* **The problem**:
Word for word, set down the records and skip each picture.

* **Supplied records**:
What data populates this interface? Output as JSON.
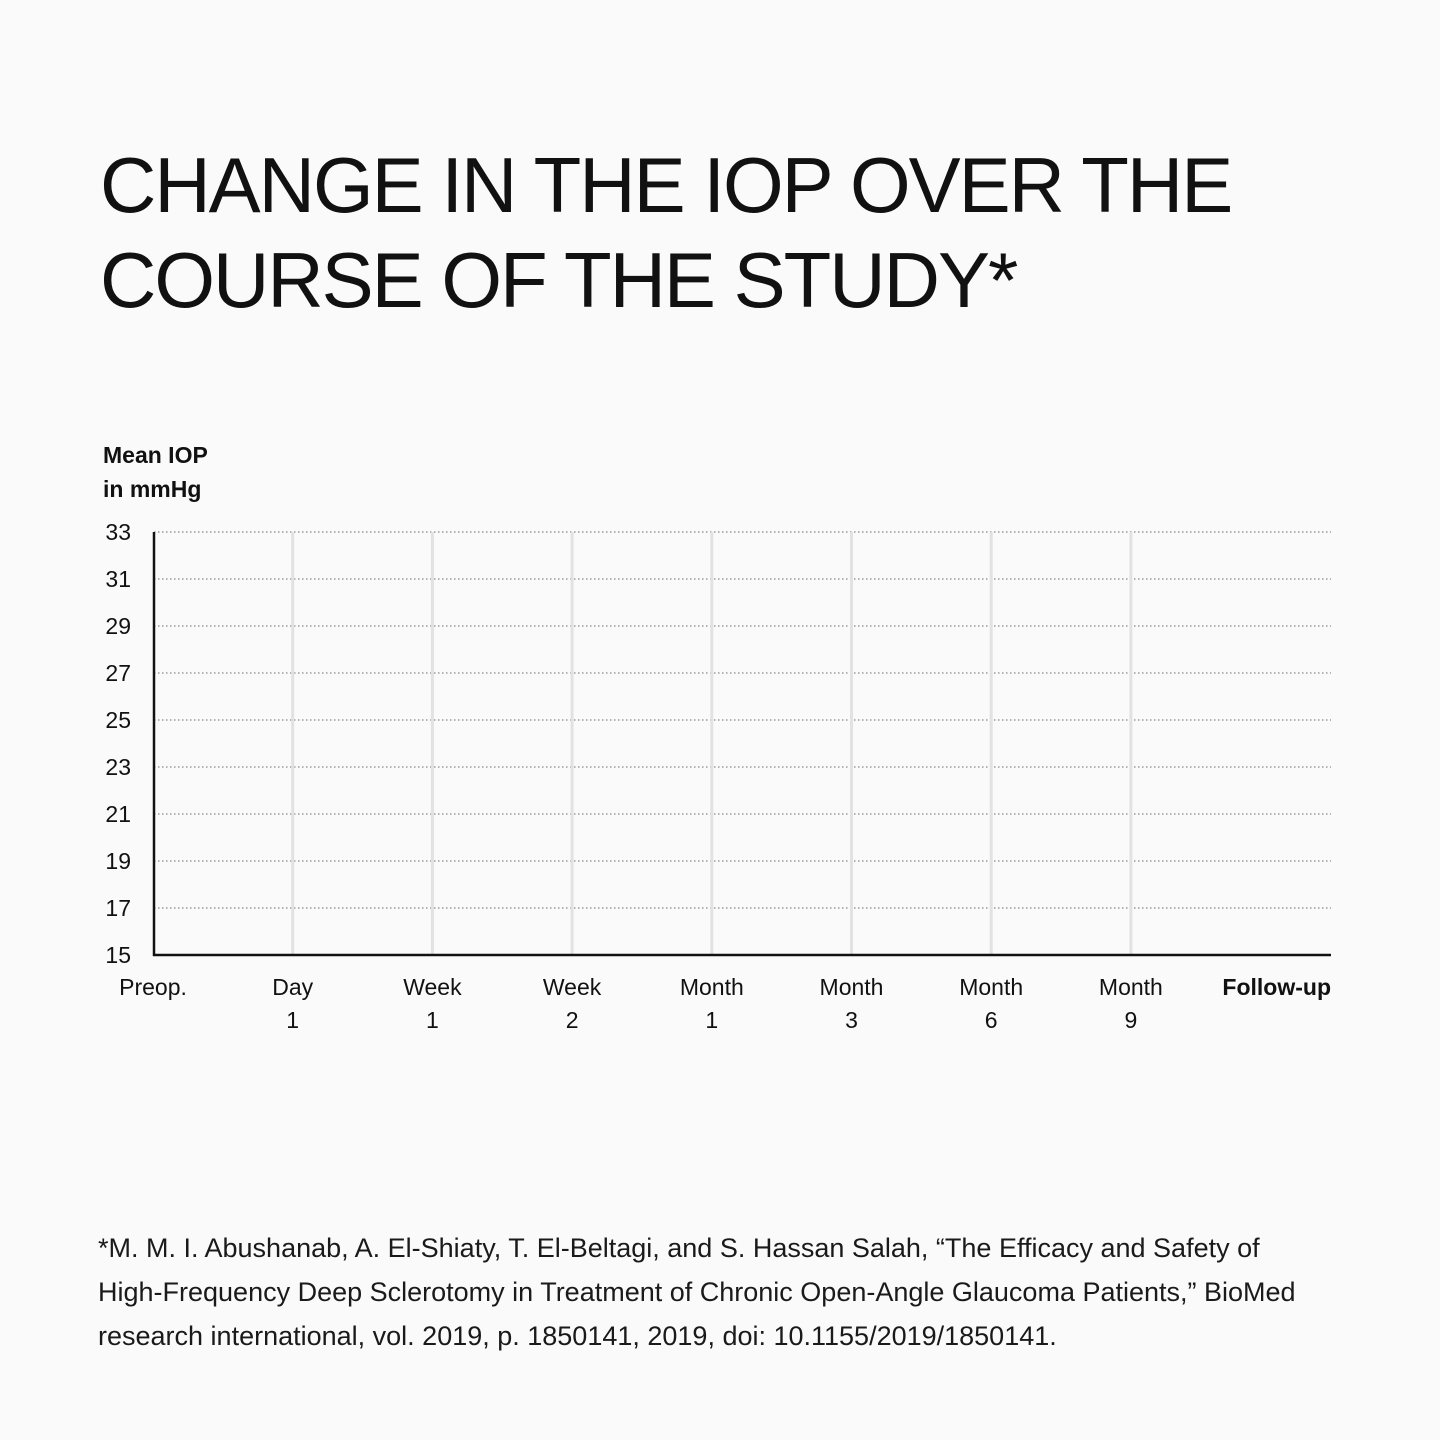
{
  "title": {
    "line1": "CHANGE IN THE IOP OVER THE",
    "line2": "COURSE OF THE STUDY*"
  },
  "chart_data": {
    "type": "line",
    "title": "CHANGE IN THE IOP OVER THE COURSE OF THE STUDY*",
    "ylabel": [
      "Mean IOP",
      "in mmHg"
    ],
    "xlabel": "Follow-up",
    "ylim": [
      15,
      33
    ],
    "yticks": [
      "33",
      "31",
      "29",
      "27",
      "25",
      "23",
      "21",
      "19",
      "17",
      "15"
    ],
    "categories": [
      [
        "Preop."
      ],
      [
        "Day",
        "1"
      ],
      [
        "Week",
        "1"
      ],
      [
        "Week",
        "2"
      ],
      [
        "Month",
        "1"
      ],
      [
        "Month",
        "3"
      ],
      [
        "Month",
        "6"
      ],
      [
        "Month",
        "9"
      ]
    ],
    "series": [],
    "grid": true,
    "colors": {
      "axis": "#111111",
      "horizontal_grid": "#888888",
      "vertical_grid": "#e2e2e2"
    }
  },
  "footnote": {
    "line1": "*M. M. I. Abushanab, A. El-Shiaty, T. El-Beltagi, and S. Hassan Salah, “The Efficacy and Safety of",
    "line2": "High-Frequency Deep Sclerotomy in Treatment of Chronic Open-Angle Glaucoma Patients,” BioMed",
    "line3": "research international, vol. 2019, p. 1850141, 2019, doi: 10.1155/2019/1850141."
  }
}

* **Output for this task**:
What data populates this interface? Output as JSON.
{
  "title": {
    "line1": "CHANGE IN THE IOP OVER THE",
    "line2": "COURSE OF THE STUDY*"
  },
  "chart_data": {
    "type": "line",
    "title": "CHANGE IN THE IOP OVER THE COURSE OF THE STUDY*",
    "ylabel": [
      "Mean IOP",
      "in mmHg"
    ],
    "xlabel": "Follow-up",
    "ylim": [
      15,
      33
    ],
    "yticks": [
      "33",
      "31",
      "29",
      "27",
      "25",
      "23",
      "21",
      "19",
      "17",
      "15"
    ],
    "categories": [
      [
        "Preop."
      ],
      [
        "Day",
        "1"
      ],
      [
        "Week",
        "1"
      ],
      [
        "Week",
        "2"
      ],
      [
        "Month",
        "1"
      ],
      [
        "Month",
        "3"
      ],
      [
        "Month",
        "6"
      ],
      [
        "Month",
        "9"
      ]
    ],
    "series": [],
    "grid": true,
    "colors": {
      "axis": "#111111",
      "horizontal_grid": "#888888",
      "vertical_grid": "#e2e2e2"
    }
  },
  "footnote": {
    "line1": "*M. M. I. Abushanab, A. El-Shiaty, T. El-Beltagi, and S. Hassan Salah, “The Efficacy and Safety of",
    "line2": "High-Frequency Deep Sclerotomy in Treatment of Chronic Open-Angle Glaucoma Patients,” BioMed",
    "line3": "research international, vol. 2019, p. 1850141, 2019, doi: 10.1155/2019/1850141."
  }
}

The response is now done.